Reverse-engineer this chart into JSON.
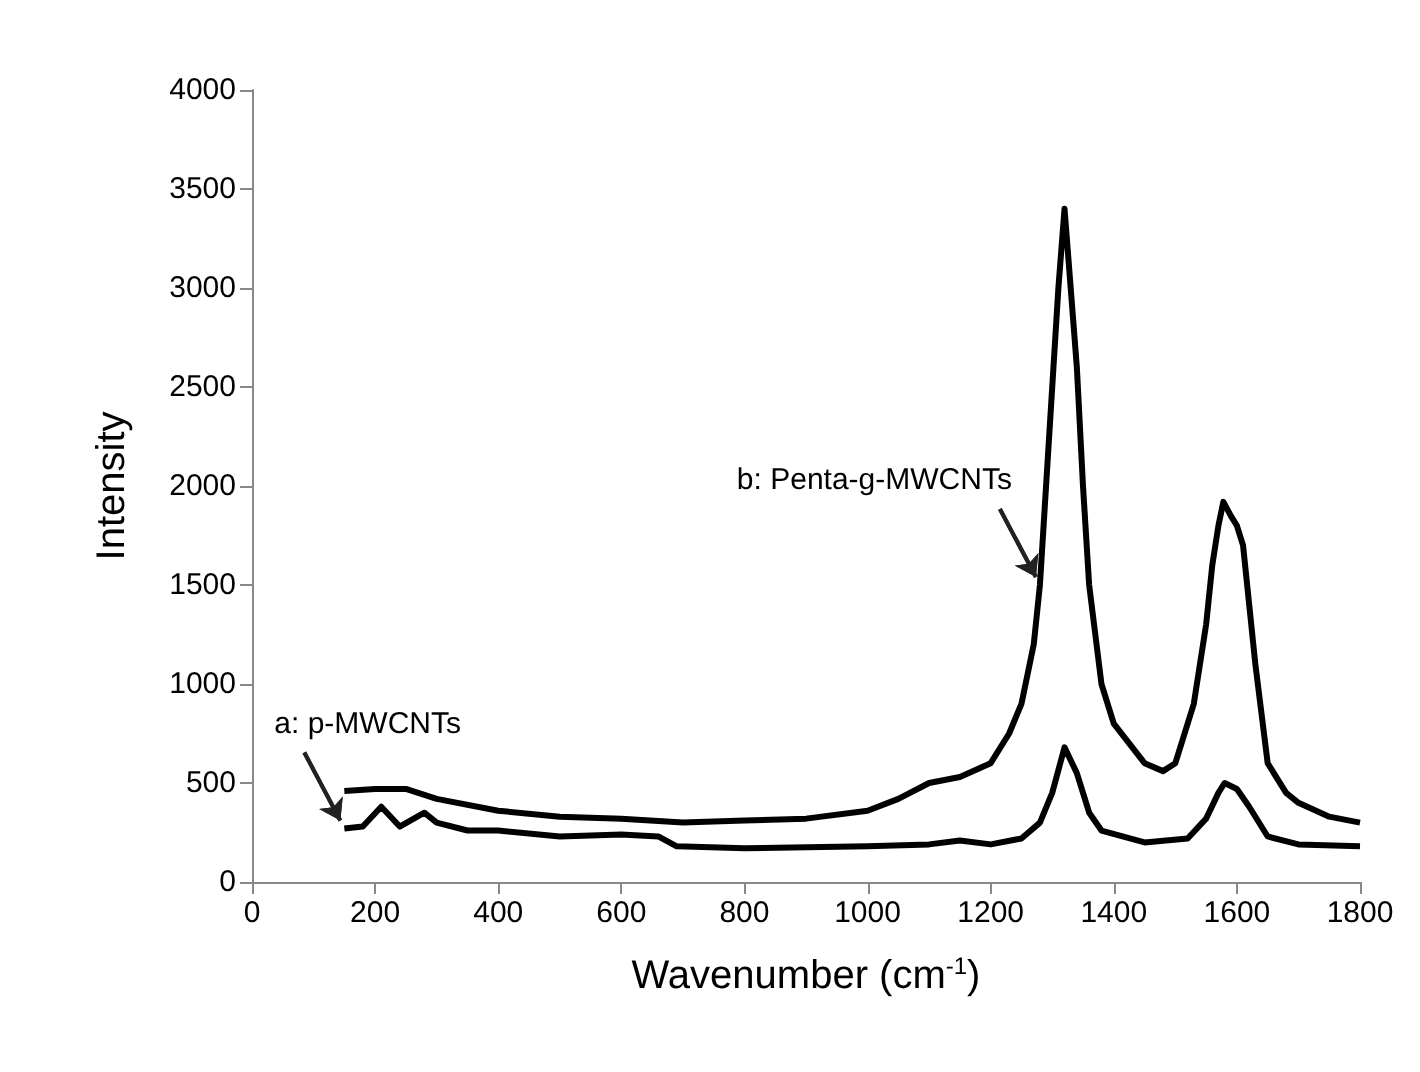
{
  "chart_data": {
    "type": "line",
    "xlabel": "Wavenumber (cm$^{-1}$)",
    "ylabel": "Intensity",
    "xlim": [
      0,
      1800
    ],
    "xticks": [
      0,
      200,
      400,
      600,
      800,
      1000,
      1200,
      1400,
      1600,
      1800
    ],
    "ylim": [
      0,
      4000
    ],
    "yticks": [
      0,
      500,
      1000,
      1500,
      2000,
      2500,
      3000,
      3500,
      4000
    ],
    "grid": false,
    "marker": "none",
    "line_style": "solid",
    "series": [
      {
        "color": "#000000",
        "x": [
          150,
          200,
          250,
          300,
          400,
          500,
          600,
          700,
          800,
          900,
          1000,
          1050,
          1100,
          1150,
          1200,
          1230,
          1250,
          1270,
          1280,
          1290,
          1300,
          1310,
          1320,
          1330,
          1340,
          1350,
          1360,
          1380,
          1400,
          1450,
          1480,
          1500,
          1530,
          1550,
          1560,
          1570,
          1578,
          1590,
          1600,
          1610,
          1620,
          1630,
          1650,
          1680,
          1700,
          1750,
          1800
        ],
        "values": [
          460,
          470,
          470,
          420,
          360,
          330,
          320,
          300,
          310,
          320,
          360,
          420,
          500,
          530,
          600,
          750,
          900,
          1200,
          1500,
          2000,
          2500,
          3000,
          3400,
          3000,
          2600,
          2000,
          1500,
          1000,
          800,
          600,
          560,
          600,
          900,
          1300,
          1600,
          1800,
          1920,
          1850,
          1800,
          1700,
          1400,
          1100,
          600,
          450,
          400,
          330,
          300
        ]
      },
      {
        "color": "#000000",
        "x": [
          150,
          180,
          210,
          240,
          280,
          300,
          350,
          400,
          500,
          600,
          660,
          690,
          800,
          1000,
          1100,
          1150,
          1200,
          1250,
          1280,
          1300,
          1320,
          1340,
          1360,
          1380,
          1450,
          1520,
          1550,
          1570,
          1580,
          1600,
          1620,
          1650,
          1700,
          1800
        ],
        "values": [
          270,
          280,
          380,
          280,
          350,
          300,
          260,
          260,
          230,
          240,
          230,
          180,
          170,
          180,
          190,
          210,
          190,
          220,
          300,
          450,
          680,
          550,
          350,
          260,
          200,
          220,
          320,
          450,
          500,
          470,
          380,
          230,
          190,
          180
        ]
      }
    ],
    "annotations": [
      {
        "text": "a: p-MWCNTs",
        "x": 150,
        "y": 270
      },
      {
        "text": "b: Penta-g-MWCNTs",
        "x": 1280,
        "y": 1500
      }
    ]
  }
}
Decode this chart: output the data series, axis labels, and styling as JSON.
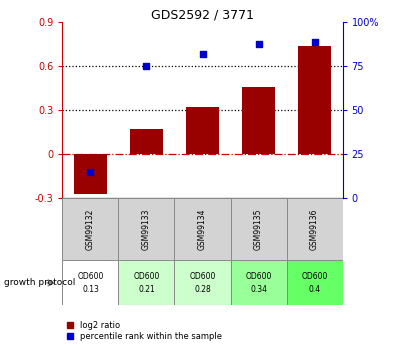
{
  "title": "GDS2592 / 3771",
  "categories": [
    "GSM99132",
    "GSM99133",
    "GSM99134",
    "GSM99135",
    "GSM99136"
  ],
  "log2_ratio": [
    -0.27,
    0.17,
    0.32,
    0.46,
    0.74
  ],
  "percentile_rank": [
    15,
    75,
    82,
    88,
    89
  ],
  "bar_color": "#990000",
  "dot_color": "#0000cc",
  "ylim_left": [
    -0.3,
    0.9
  ],
  "ylim_right": [
    0,
    100
  ],
  "yticks_left": [
    -0.3,
    0.0,
    0.3,
    0.6,
    0.9
  ],
  "yticks_right": [
    0,
    25,
    50,
    75,
    100
  ],
  "ytick_labels_left": [
    "-0.3",
    "0",
    "0.3",
    "0.6",
    "0.9"
  ],
  "ytick_labels_right": [
    "0",
    "25",
    "50",
    "75",
    "100%"
  ],
  "hlines": [
    0.3,
    0.6
  ],
  "zero_line_color": "#cc0000",
  "background_color": "#ffffff",
  "growth_protocol_label": "growth protocol",
  "growth_values": [
    "OD600\n0.13",
    "OD600\n0.21",
    "OD600\n0.28",
    "OD600\n0.34",
    "OD600\n0.4"
  ],
  "growth_colors": [
    "#ffffff",
    "#ccffcc",
    "#ccffcc",
    "#99ff99",
    "#66ff66"
  ],
  "legend_red_label": "log2 ratio",
  "legend_blue_label": "percentile rank within the sample",
  "bar_width": 0.6,
  "left_tick_color": "#cc0000",
  "right_tick_color": "#0000cc",
  "sample_bg_color": "#d3d3d3"
}
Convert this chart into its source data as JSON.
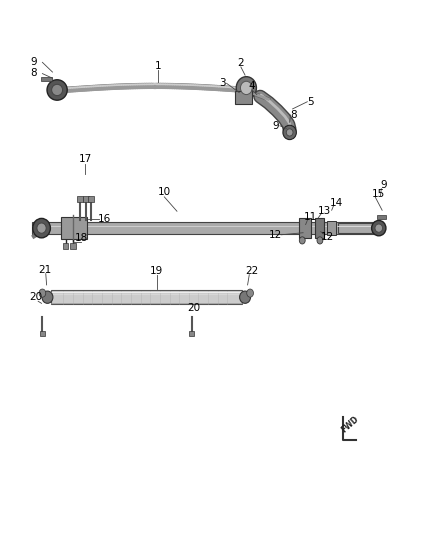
{
  "bg_color": "#ffffff",
  "line_color": "#555555",
  "dark_color": "#222222",
  "label_color": "#000000",
  "fs": 7.5,
  "rod_color": "#aaaaaa",
  "rod_edge": "#444444",
  "joint_color": "#666666",
  "joint_edge": "#222222",
  "joint_inner": "#999999",
  "clamp_color": "#888888",
  "clamp_edge": "#333333",
  "leader_color": "#444444"
}
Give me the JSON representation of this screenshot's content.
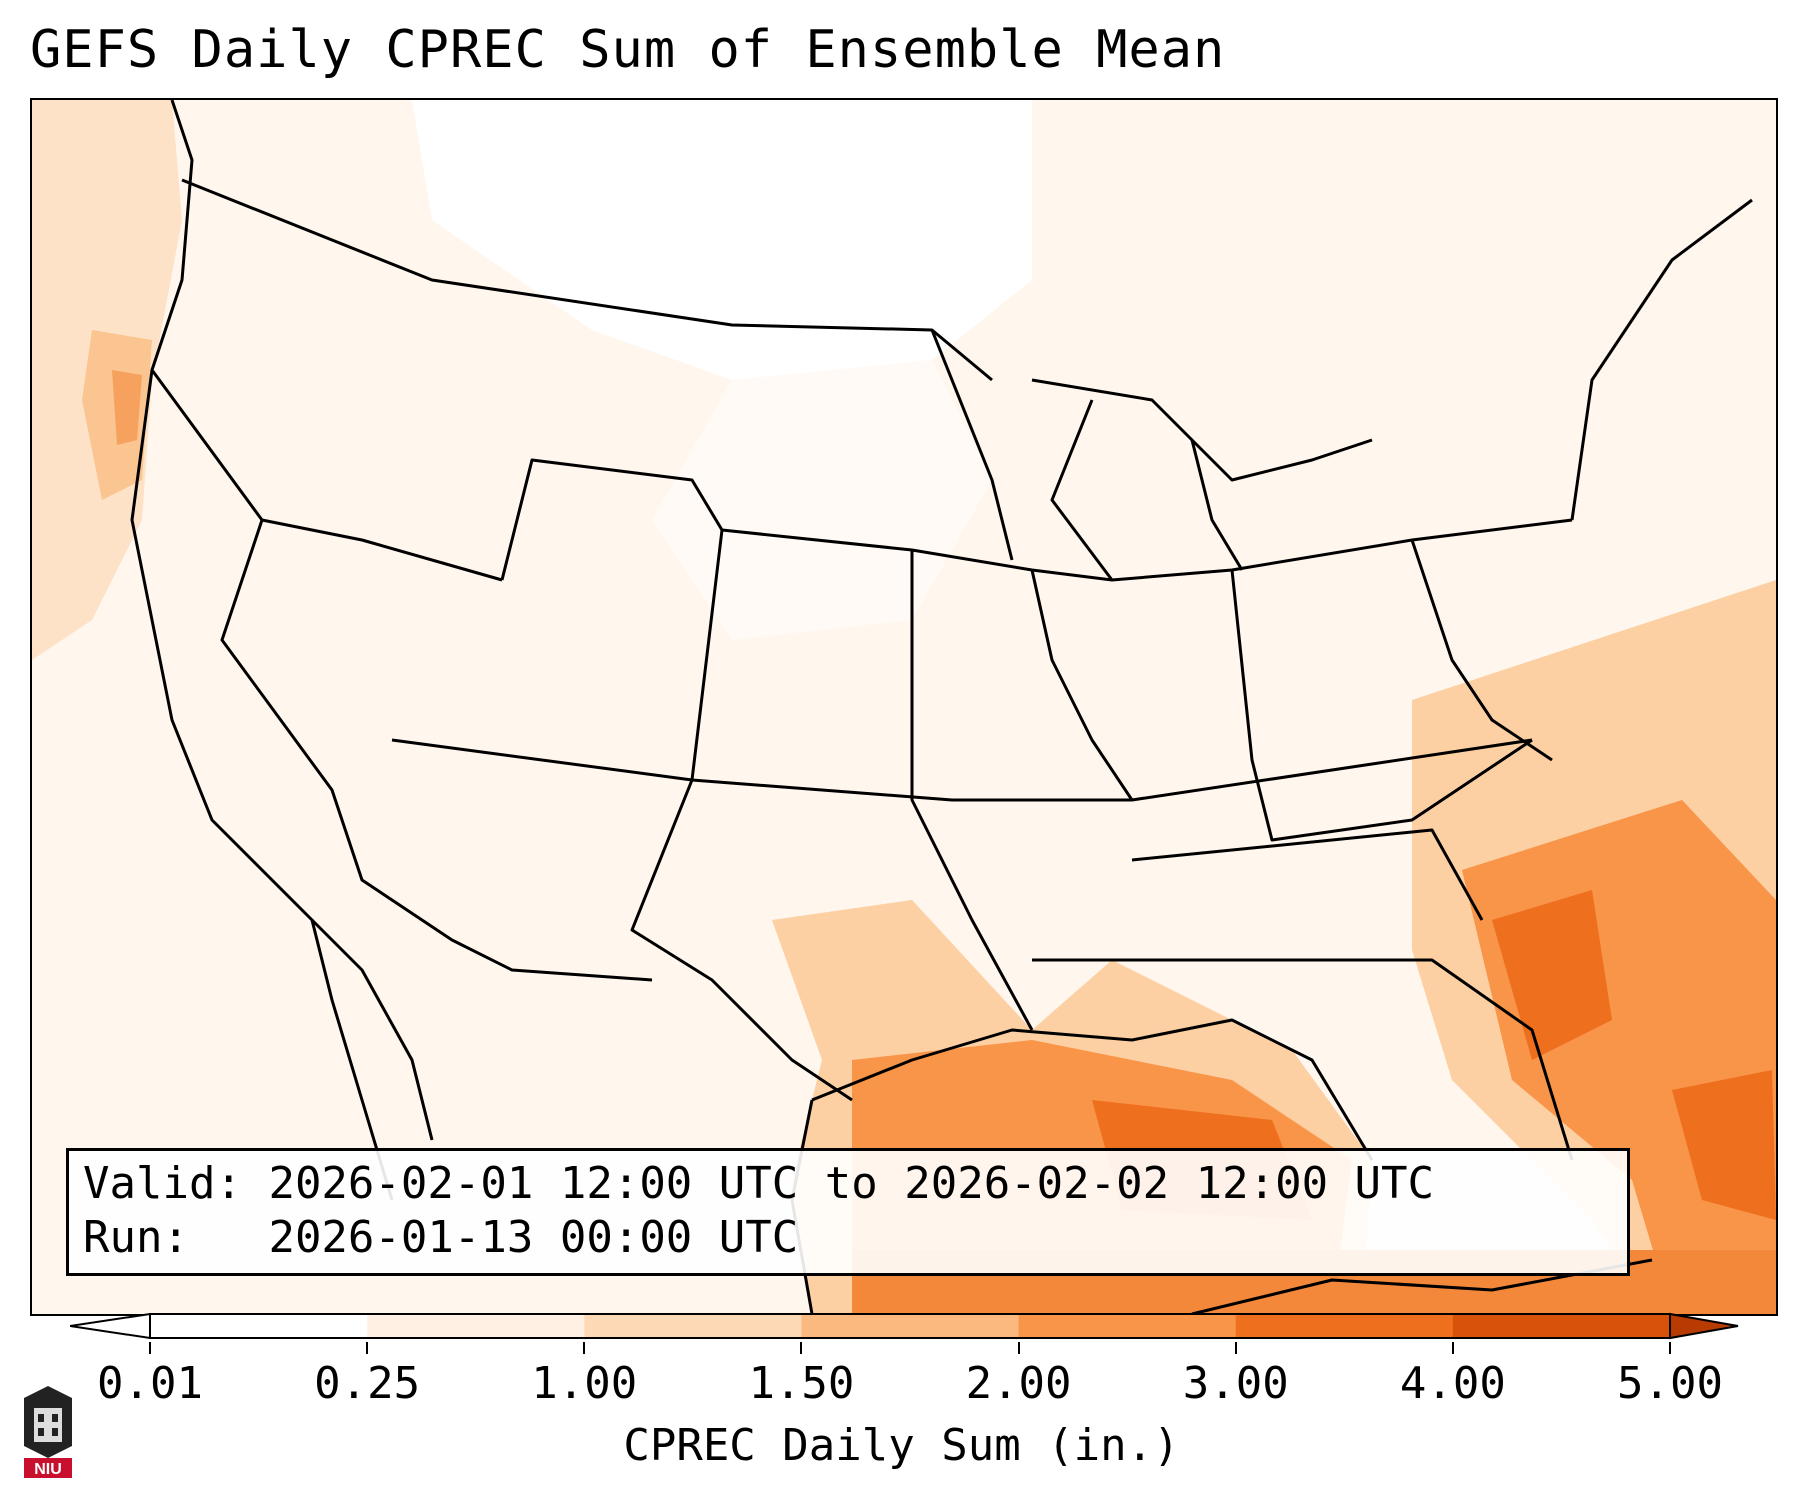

# # #

WHAT IS EXPECTED :: Look through the entries and find each line that has the string "ffffff". Copy those lines.

EXPECTED ANSWER ::
  "background_color": "#ffffff",
    "#ffffff",
  "bg_color": "#ffffff",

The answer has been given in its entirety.